→ **Data provided**:
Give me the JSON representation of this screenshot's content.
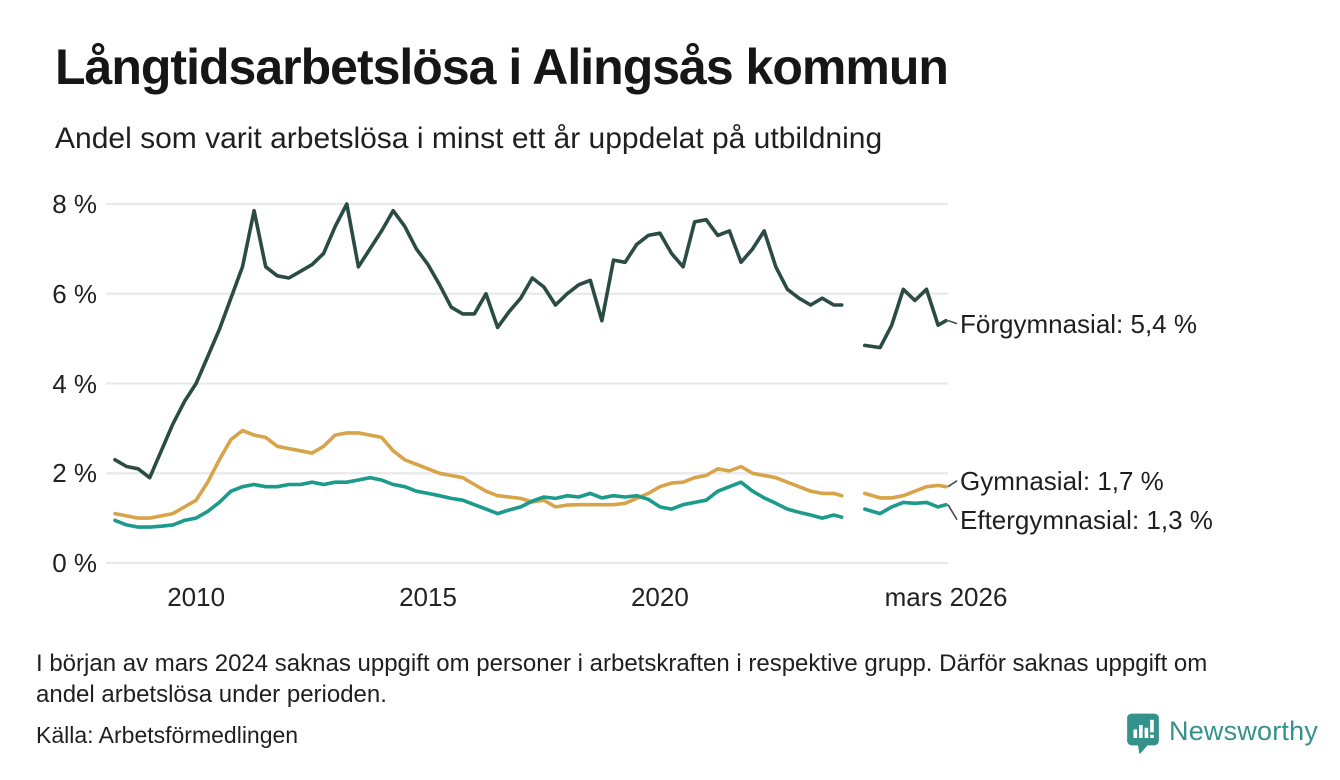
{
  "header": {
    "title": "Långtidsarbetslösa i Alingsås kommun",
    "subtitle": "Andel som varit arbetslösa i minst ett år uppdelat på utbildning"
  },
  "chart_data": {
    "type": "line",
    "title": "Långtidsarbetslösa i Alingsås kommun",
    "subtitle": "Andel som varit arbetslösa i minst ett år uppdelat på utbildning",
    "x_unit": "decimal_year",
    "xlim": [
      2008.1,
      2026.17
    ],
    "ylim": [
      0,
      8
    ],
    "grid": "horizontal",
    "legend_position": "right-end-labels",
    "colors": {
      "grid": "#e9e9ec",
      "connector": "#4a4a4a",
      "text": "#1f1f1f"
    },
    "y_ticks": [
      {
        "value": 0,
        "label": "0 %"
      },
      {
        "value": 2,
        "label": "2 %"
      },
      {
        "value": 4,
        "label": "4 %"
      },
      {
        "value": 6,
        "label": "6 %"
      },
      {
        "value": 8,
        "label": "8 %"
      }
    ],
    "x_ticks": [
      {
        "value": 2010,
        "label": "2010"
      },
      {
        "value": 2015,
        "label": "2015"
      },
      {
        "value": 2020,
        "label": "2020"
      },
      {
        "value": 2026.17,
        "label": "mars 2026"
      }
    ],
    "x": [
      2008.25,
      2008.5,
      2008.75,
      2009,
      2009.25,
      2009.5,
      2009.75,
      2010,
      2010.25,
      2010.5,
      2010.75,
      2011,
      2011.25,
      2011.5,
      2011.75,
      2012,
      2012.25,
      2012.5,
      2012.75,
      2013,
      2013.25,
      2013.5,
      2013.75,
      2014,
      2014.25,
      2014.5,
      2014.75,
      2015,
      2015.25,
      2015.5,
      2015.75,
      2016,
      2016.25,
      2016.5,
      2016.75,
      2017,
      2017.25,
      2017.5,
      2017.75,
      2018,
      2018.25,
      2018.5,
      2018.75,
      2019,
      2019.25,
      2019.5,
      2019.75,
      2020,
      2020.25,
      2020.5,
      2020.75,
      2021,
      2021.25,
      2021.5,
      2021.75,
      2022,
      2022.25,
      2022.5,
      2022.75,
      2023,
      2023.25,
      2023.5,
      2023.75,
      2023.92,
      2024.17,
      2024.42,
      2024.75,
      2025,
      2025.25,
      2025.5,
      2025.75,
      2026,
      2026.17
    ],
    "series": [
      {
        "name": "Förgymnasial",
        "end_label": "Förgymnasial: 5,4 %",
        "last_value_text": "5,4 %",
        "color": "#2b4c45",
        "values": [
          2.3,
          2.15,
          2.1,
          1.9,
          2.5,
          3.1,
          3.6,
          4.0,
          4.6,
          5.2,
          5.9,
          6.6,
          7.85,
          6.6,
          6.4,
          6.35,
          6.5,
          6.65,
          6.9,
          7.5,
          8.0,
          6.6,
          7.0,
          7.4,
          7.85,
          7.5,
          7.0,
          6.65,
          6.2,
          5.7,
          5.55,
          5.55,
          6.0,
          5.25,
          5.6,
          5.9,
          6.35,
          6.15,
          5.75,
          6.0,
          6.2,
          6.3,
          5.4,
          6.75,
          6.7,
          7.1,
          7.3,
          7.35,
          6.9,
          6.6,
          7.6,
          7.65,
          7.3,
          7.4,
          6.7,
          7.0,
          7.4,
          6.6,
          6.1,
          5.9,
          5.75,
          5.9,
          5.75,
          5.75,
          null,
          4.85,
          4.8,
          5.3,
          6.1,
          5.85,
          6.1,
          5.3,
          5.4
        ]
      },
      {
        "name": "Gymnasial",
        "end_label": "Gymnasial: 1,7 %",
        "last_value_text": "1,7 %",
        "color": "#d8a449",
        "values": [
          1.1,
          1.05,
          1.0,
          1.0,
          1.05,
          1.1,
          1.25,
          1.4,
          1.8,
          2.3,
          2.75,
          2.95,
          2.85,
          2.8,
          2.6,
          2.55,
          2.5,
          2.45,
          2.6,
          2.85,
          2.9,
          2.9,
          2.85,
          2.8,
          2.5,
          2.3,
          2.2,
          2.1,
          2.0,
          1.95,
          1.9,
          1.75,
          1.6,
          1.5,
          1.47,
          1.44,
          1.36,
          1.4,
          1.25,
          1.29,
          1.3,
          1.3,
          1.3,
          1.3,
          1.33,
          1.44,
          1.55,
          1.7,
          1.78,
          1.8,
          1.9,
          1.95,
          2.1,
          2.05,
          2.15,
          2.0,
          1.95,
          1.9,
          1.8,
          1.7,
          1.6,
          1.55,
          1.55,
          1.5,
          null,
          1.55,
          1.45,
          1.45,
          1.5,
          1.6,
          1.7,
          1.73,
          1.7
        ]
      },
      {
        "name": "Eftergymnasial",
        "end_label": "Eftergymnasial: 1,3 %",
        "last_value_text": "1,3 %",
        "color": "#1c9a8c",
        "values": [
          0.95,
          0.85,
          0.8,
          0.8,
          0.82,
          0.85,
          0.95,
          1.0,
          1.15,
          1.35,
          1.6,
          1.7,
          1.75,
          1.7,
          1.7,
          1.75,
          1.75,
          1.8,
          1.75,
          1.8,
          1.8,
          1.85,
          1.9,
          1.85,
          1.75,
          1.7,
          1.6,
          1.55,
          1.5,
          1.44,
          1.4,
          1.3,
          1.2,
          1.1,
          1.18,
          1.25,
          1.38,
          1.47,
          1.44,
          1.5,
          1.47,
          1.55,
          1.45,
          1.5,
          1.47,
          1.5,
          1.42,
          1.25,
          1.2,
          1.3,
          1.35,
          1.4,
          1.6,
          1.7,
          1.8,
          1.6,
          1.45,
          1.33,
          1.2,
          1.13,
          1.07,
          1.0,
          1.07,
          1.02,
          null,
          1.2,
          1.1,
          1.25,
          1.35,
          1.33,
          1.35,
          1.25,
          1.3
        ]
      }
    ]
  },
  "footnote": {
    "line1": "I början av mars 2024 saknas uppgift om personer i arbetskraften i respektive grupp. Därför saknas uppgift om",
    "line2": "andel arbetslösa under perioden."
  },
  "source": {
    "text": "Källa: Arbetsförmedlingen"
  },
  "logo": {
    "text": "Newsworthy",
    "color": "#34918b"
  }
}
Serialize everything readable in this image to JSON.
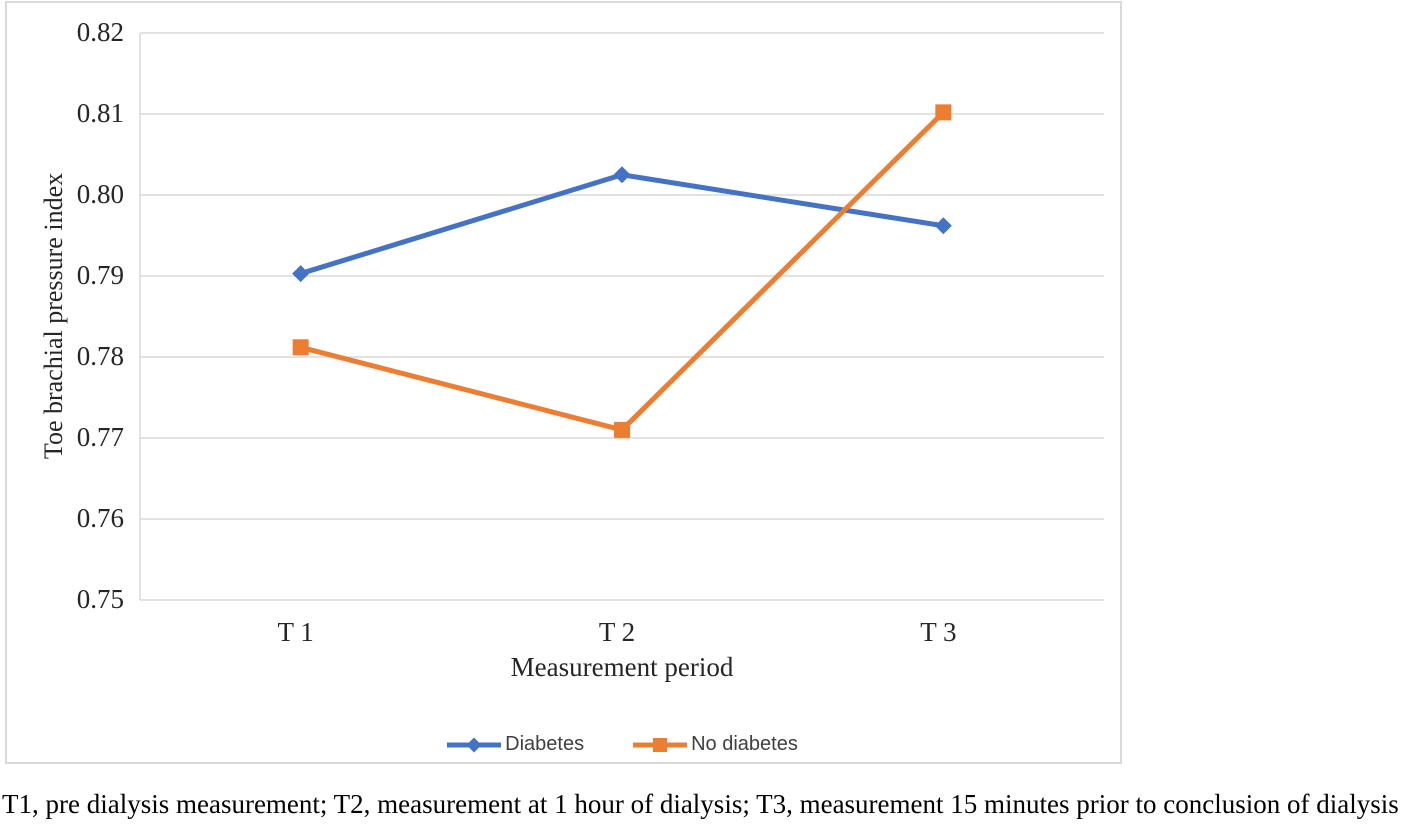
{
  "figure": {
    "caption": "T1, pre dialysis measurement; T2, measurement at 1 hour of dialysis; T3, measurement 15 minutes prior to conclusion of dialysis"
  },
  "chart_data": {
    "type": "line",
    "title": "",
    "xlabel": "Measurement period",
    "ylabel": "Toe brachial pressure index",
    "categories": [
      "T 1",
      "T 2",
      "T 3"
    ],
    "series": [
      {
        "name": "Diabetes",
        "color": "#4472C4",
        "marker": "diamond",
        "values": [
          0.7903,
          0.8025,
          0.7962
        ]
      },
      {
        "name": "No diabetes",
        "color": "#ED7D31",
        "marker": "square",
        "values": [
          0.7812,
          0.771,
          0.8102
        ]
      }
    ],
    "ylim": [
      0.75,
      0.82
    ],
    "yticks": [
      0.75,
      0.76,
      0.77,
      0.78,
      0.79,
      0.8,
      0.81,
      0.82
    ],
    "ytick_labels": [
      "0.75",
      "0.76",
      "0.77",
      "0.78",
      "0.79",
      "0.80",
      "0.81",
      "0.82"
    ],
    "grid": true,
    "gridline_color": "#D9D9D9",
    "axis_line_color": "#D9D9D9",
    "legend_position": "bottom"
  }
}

→ **Given request**: Select all lines with the word "varit" from the entries above.

→ **Answer to the exercise**:
    "subtitle": "Andel som varit arbetslösa i minst ett år uppdelat på utbildning"
    "subtitle": "Andel som varit arbetslösa i minst ett år uppdelat på utbildning",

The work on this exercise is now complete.